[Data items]
(begin)

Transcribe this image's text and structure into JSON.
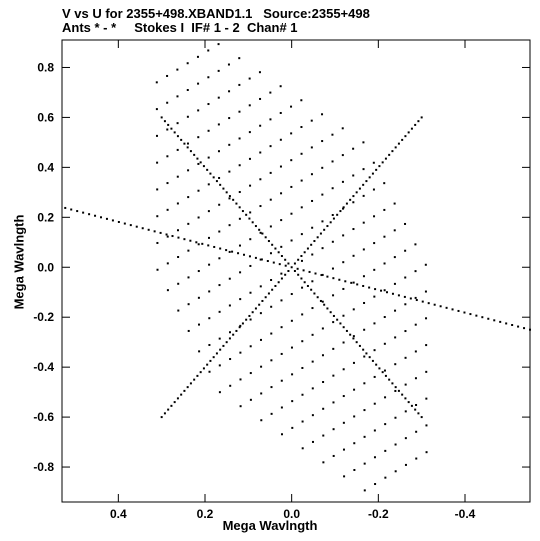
{
  "titles": {
    "line1": "V vs U for 2355+498.XBAND1.1   Source:2355+498",
    "line2": "Ants * - *     Stokes I  IF# 1 - 2  Chan# 1"
  },
  "chart_data": {
    "type": "scatter",
    "title": "V vs U for 2355+498.XBAND1.1   Source:2355+498",
    "subtitle": "Ants * - *     Stokes I  IF# 1 - 2  Chan# 1",
    "xlabel": "Mega Wavlngth",
    "ylabel": "Mega Wavlngth",
    "xlim": [
      0.53,
      -0.55
    ],
    "ylim": [
      -0.94,
      0.91
    ],
    "x_reversed": true,
    "grid": false,
    "xticks": [
      0.4,
      0.2,
      0.0,
      -0.2,
      -0.4
    ],
    "yticks": [
      0.8,
      0.6,
      0.4,
      0.2,
      0.0,
      -0.2,
      -0.4,
      -0.6,
      -0.8
    ],
    "xtick_labels": [
      "0.4",
      "0.2",
      "0.0",
      "-0.2",
      "-0.4"
    ],
    "ytick_labels": [
      "0.8",
      "0.6",
      "0.4",
      "0.2",
      "0.0",
      "-0.2",
      "-0.4",
      "-0.6",
      "-0.8"
    ],
    "marker_color": "#000000",
    "pattern": {
      "description": "u-v coverage: points lie on a lattice spanned by two baseline directions plus radial tracks; plotted symmetric about origin",
      "arm_A": [
        0.4,
        0.86
      ],
      "arm_B": [
        0.72,
        0.33
      ],
      "grid_extent_A": [
        -1.0,
        1.0
      ],
      "grid_extent_B": [
        -1.0,
        1.0
      ],
      "steps": 10,
      "radial_tracks": [
        [
          0.0,
          0.0,
          0.3,
          0.6
        ],
        [
          0.0,
          0.0,
          0.55,
          0.25
        ],
        [
          0.0,
          0.0,
          -0.3,
          0.6
        ]
      ]
    }
  }
}
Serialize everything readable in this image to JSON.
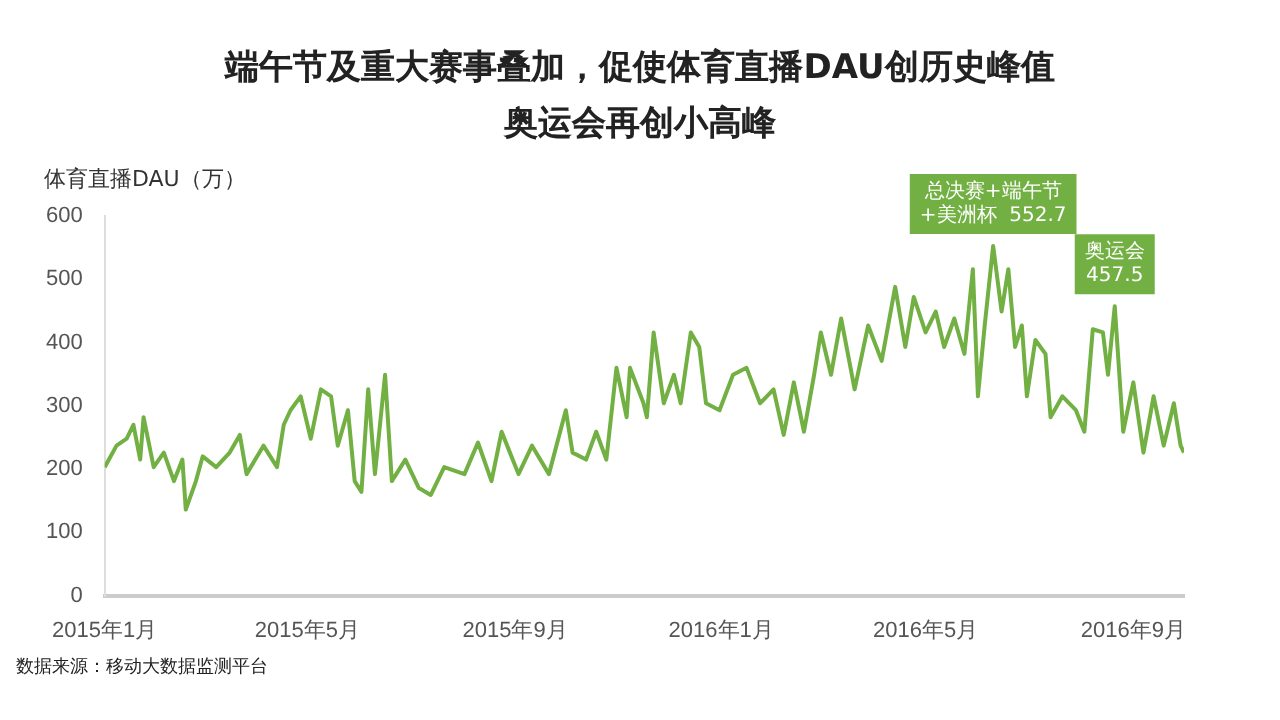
{
  "chart_data": {
    "type": "line",
    "title": "端午节及重大赛事叠加，促使体育直播DAU创历史峰值",
    "subtitle": "奥运会再创小高峰",
    "ylabel": "体育直播DAU（万）",
    "annotations": [
      {
        "text": "总决赛+端午节\n+美洲杯  552.7",
        "x": "2016-06-10",
        "y": 552.7
      },
      {
        "text": "奥运会\n457.5",
        "x": "2016-08-21",
        "y": 457.5
      },
      "数据来源：移动大数据监测平台"
    ],
    "xlim": [
      "2015-01-01",
      "2016-10-01"
    ],
    "xticks": [
      {
        "value": "2015-01-01",
        "label": "2015年1月"
      },
      {
        "value": "2015-05-01",
        "label": "2015年5月"
      },
      {
        "value": "2015-09-01",
        "label": "2015年9月"
      },
      {
        "value": "2016-01-01",
        "label": "2016年1月"
      },
      {
        "value": "2016-05-01",
        "label": "2016年5月"
      },
      {
        "value": "2016-09-01",
        "label": "2016年9月"
      }
    ],
    "ylim": [
      0,
      600
    ],
    "yticks": [
      0,
      100,
      200,
      300,
      400,
      500,
      600
    ],
    "grid": false,
    "legend": false,
    "marker": "none",
    "line_style": "solid",
    "series": [
      {
        "color": "#72b043",
        "x": [
          "2015-01-01",
          "2015-01-08",
          "2015-01-14",
          "2015-01-18",
          "2015-01-22",
          "2015-01-24",
          "2015-01-30",
          "2015-02-05",
          "2015-02-11",
          "2015-02-16",
          "2015-02-18",
          "2015-02-24",
          "2015-02-28",
          "2015-03-08",
          "2015-03-16",
          "2015-03-22",
          "2015-03-26",
          "2015-04-05",
          "2015-04-13",
          "2015-04-17",
          "2015-04-21",
          "2015-04-27",
          "2015-05-03",
          "2015-05-09",
          "2015-05-15",
          "2015-05-19",
          "2015-05-25",
          "2015-05-29",
          "2015-06-02",
          "2015-06-06",
          "2015-06-10",
          "2015-06-16",
          "2015-06-20",
          "2015-06-28",
          "2015-07-06",
          "2015-07-13",
          "2015-07-21",
          "2015-08-02",
          "2015-08-10",
          "2015-08-18",
          "2015-08-24",
          "2015-09-03",
          "2015-09-11",
          "2015-09-21",
          "2015-10-01",
          "2015-10-05",
          "2015-10-13",
          "2015-10-19",
          "2015-10-25",
          "2015-10-31",
          "2015-11-06",
          "2015-11-08",
          "2015-11-16",
          "2015-11-18",
          "2015-11-22",
          "2015-11-28",
          "2015-12-04",
          "2015-12-08",
          "2015-12-14",
          "2015-12-19",
          "2015-12-23",
          "2015-12-31",
          "2016-01-08",
          "2016-01-16",
          "2016-01-24",
          "2016-02-01",
          "2016-02-07",
          "2016-02-13",
          "2016-02-19",
          "2016-02-25",
          "2016-02-29",
          "2016-03-06",
          "2016-03-12",
          "2016-03-20",
          "2016-03-28",
          "2016-04-05",
          "2016-04-13",
          "2016-04-19",
          "2016-04-24",
          "2016-05-01",
          "2016-05-07",
          "2016-05-12",
          "2016-05-18",
          "2016-05-24",
          "2016-05-29",
          "2016-06-01",
          "2016-06-05",
          "2016-06-10",
          "2016-06-15",
          "2016-06-19",
          "2016-06-23",
          "2016-06-27",
          "2016-06-30",
          "2016-07-05",
          "2016-07-11",
          "2016-07-14",
          "2016-07-21",
          "2016-07-29",
          "2016-08-03",
          "2016-08-08",
          "2016-08-14",
          "2016-08-17",
          "2016-08-21",
          "2016-08-26",
          "2016-09-01",
          "2016-09-07",
          "2016-09-13",
          "2016-09-19",
          "2016-09-25",
          "2016-09-29",
          "2016-10-01"
        ],
        "values": [
          203,
          237,
          248,
          270,
          215,
          282,
          203,
          226,
          181,
          215,
          136,
          181,
          220,
          203,
          226,
          254,
          192,
          237,
          203,
          270,
          293,
          315,
          248,
          326,
          315,
          237,
          293,
          181,
          164,
          326,
          192,
          349,
          181,
          215,
          170,
          159,
          203,
          192,
          242,
          181,
          259,
          192,
          237,
          192,
          293,
          226,
          215,
          259,
          215,
          360,
          282,
          360,
          304,
          282,
          416,
          304,
          349,
          304,
          416,
          393,
          304,
          293,
          349,
          360,
          304,
          326,
          254,
          337,
          259,
          349,
          416,
          349,
          438,
          326,
          427,
          371,
          488,
          393,
          472,
          416,
          449,
          393,
          438,
          382,
          516,
          315,
          427,
          552.7,
          449,
          516,
          393,
          427,
          315,
          404,
          382,
          282,
          315,
          293,
          259,
          421,
          416,
          349,
          457.5,
          259,
          337,
          226,
          315,
          237,
          304,
          237,
          226
        ]
      }
    ]
  }
}
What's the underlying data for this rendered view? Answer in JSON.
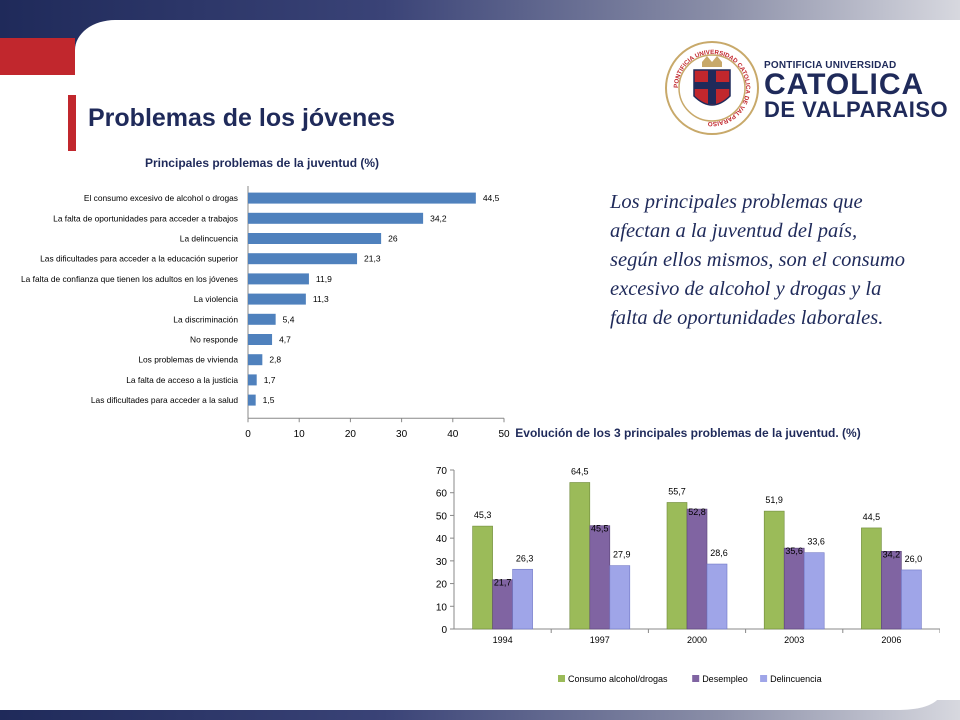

(end)

* [SHORT TASK]:
Reproduce the full material exactly, excluding the pictures.

* [SOLUTION]:
Transcribe this image's text and structure into JSON.
{
  "titles": {
    "line1": "V vs U for 2355+498.XBAND1.1   Source:2355+498",
    "line2": "Ants * - *     Stokes I  IF# 1 - 2  Chan# 1"
  },
  "chart_data": {
    "type": "scatter",
    "title": "V vs U for 2355+498.XBAND1.1   Source:2355+498",
    "subtitle": "Ants * - *     Stokes I  IF# 1 - 2  Chan# 1",
    "xlabel": "Mega Wavlngth",
    "ylabel": "Mega Wavlngth",
    "xlim": [
      0.53,
      -0.55
    ],
    "ylim": [
      -0.94,
      0.91
    ],
    "x_reversed": true,
    "grid": false,
    "xticks": [
      0.4,
      0.2,
      0.0,
      -0.2,
      -0.4
    ],
    "yticks": [
      0.8,
      0.6,
      0.4,
      0.2,
      0.0,
      -0.2,
      -0.4,
      -0.6,
      -0.8
    ],
    "xtick_labels": [
      "0.4",
      "0.2",
      "0.0",
      "-0.2",
      "-0.4"
    ],
    "ytick_labels": [
      "0.8",
      "0.6",
      "0.4",
      "0.2",
      "0.0",
      "-0.2",
      "-0.4",
      "-0.6",
      "-0.8"
    ],
    "marker_color": "#000000",
    "pattern": {
      "description": "u-v coverage: points lie on a lattice spanned by two baseline directions plus radial tracks; plotted symmetric about origin",
      "arm_A": [
        0.4,
        0.86
      ],
      "arm_B": [
        0.72,
        0.33
      ],
      "grid_extent_A": [
        -1.0,
        1.0
      ],
      "grid_extent_B": [
        -1.0,
        1.0
      ],
      "steps": 10,
      "radial_tracks": [
        [
          0.0,
          0.0,
          0.3,
          0.6
        ],
        [
          0.0,
          0.0,
          0.55,
          0.25
        ],
        [
          0.0,
          0.0,
          -0.3,
          0.6
        ]
      ]
    }
  }
}
Serialize everything readable in this image to JSON.
{
  "chart_data": {
    "type": "line",
    "title": "端午节及重大赛事叠加，促使体育直播DAU创历史峰值",
    "subtitle": "奥运会再创小高峰",
    "ylabel": "体育直播DAU（万）",
    "annotations": [
      {
        "text": "总决赛+端午节\n+美洲杯  552.7",
        "x": "2016-06-10",
        "y": 552.7
      },
      {
        "text": "奥运会\n457.5",
        "x": "2016-08-21",
        "y": 457.5
      },
      "数据来源：移动大数据监测平台"
    ],
    "xlim": [
      "2015-01-01",
      "2016-10-01"
    ],
    "xticks": [
      {
        "value": "2015-01-01",
        "label": "2015年1月"
      },
      {
        "value": "2015-05-01",
        "label": "2015年5月"
      },
      {
        "value": "2015-09-01",
        "label": "2015年9月"
      },
      {
        "value": "2016-01-01",
        "label": "2016年1月"
      },
      {
        "value": "2016-05-01",
        "label": "2016年5月"
      },
      {
        "value": "2016-09-01",
        "label": "2016年9月"
      }
    ],
    "ylim": [
      0,
      600
    ],
    "yticks": [
      0,
      100,
      200,
      300,
      400,
      500,
      600
    ],
    "grid": false,
    "legend": false,
    "marker": "none",
    "line_style": "solid",
    "series": [
      {
        "color": "#72b043",
        "x": [
          "2015-01-01",
          "2015-01-08",
          "2015-01-14",
          "2015-01-18",
          "2015-01-22",
          "2015-01-24",
          "2015-01-30",
          "2015-02-05",
          "2015-02-11",
          "2015-02-16",
          "2015-02-18",
          "2015-02-24",
          "2015-02-28",
          "2015-03-08",
          "2015-03-16",
          "2015-03-22",
          "2015-03-26",
          "2015-04-05",
          "2015-04-13",
          "2015-04-17",
          "2015-04-21",
          "2015-04-27",
          "2015-05-03",
          "2015-05-09",
          "2015-05-15",
          "2015-05-19",
          "2015-05-25",
          "2015-05-29",
          "2015-06-02",
          "2015-06-06",
          "2015-06-10",
          "2015-06-16",
          "2015-06-20",
          "2015-06-28",
          "2015-07-06",
          "2015-07-13",
          "2015-07-21",
          "2015-08-02",
          "2015-08-10",
          "2015-08-18",
          "2015-08-24",
          "2015-09-03",
          "2015-09-11",
          "2015-09-21",
          "2015-10-01",
          "2015-10-05",
          "2015-10-13",
          "2015-10-19",
          "2015-10-25",
          "2015-10-31",
          "2015-11-06",
          "2015-11-08",
          "2015-11-16",
          "2015-11-18",
          "2015-11-22",
          "2015-11-28",
          "2015-12-04",
          "2015-12-08",
          "2015-12-14",
          "2015-12-19",
          "2015-12-23",
          "2015-12-31",
          "2016-01-08",
          "2016-01-16",
          "2016-01-24",
          "2016-02-01",
          "2016-02-07",
          "2016-02-13",
          "2016-02-19",
          "2016-02-25",
          "2016-02-29",
          "2016-03-06",
          "2016-03-12",
          "2016-03-20",
          "2016-03-28",
          "2016-04-05",
          "2016-04-13",
          "2016-04-19",
          "2016-04-24",
          "2016-05-01",
          "2016-05-07",
          "2016-05-12",
          "2016-05-18",
          "2016-05-24",
          "2016-05-29",
          "2016-06-01",
          "2016-06-05",
          "2016-06-10",
          "2016-06-15",
          "2016-06-19",
          "2016-06-23",
          "2016-06-27",
          "2016-06-30",
          "2016-07-05",
          "2016-07-11",
          "2016-07-14",
          "2016-07-21",
          "2016-07-29",
          "2016-08-03",
          "2016-08-08",
          "2016-08-14",
          "2016-08-17",
          "2016-08-21",
          "2016-08-26",
          "2016-09-01",
          "2016-09-07",
          "2016-09-13",
          "2016-09-19",
          "2016-09-25",
          "2016-09-29",
          "2016-10-01"
        ],
        "values": [
          203,
          237,
          248,
          270,
          215,
          282,
          203,
          226,
          181,
          215,
          136,
          181,
          220,
          203,
          226,
          254,
          192,
          237,
          203,
          270,
          293,
          315,
          248,
          326,
          315,
          237,
          293,
          181,
          164,
          326,
          192,
          349,
          181,
          215,
          170,
          159,
          203,
          192,
          242,
          181,
          259,
          192,
          237,
          192,
          293,
          226,
          215,
          259,
          215,
          360,
          282,
          360,
          304,
          282,
          416,
          304,
          349,
          304,
          416,
          393,
          304,
          293,
          349,
          360,
          304,
          326,
          254,
          337,
          259,
          349,
          416,
          349,
          438,
          326,
          427,
          371,
          488,
          393,
          472,
          416,
          449,
          393,
          438,
          382,
          516,
          315,
          427,
          552.7,
          449,
          516,
          393,
          427,
          315,
          404,
          382,
          282,
          315,
          293,
          259,
          421,
          416,
          349,
          457.5,
          259,
          337,
          226,
          315,
          237,
          304,
          237,
          226
        ]
      }
    ]
  }
}
What's the underlying data for this rendered view? Answer in JSON.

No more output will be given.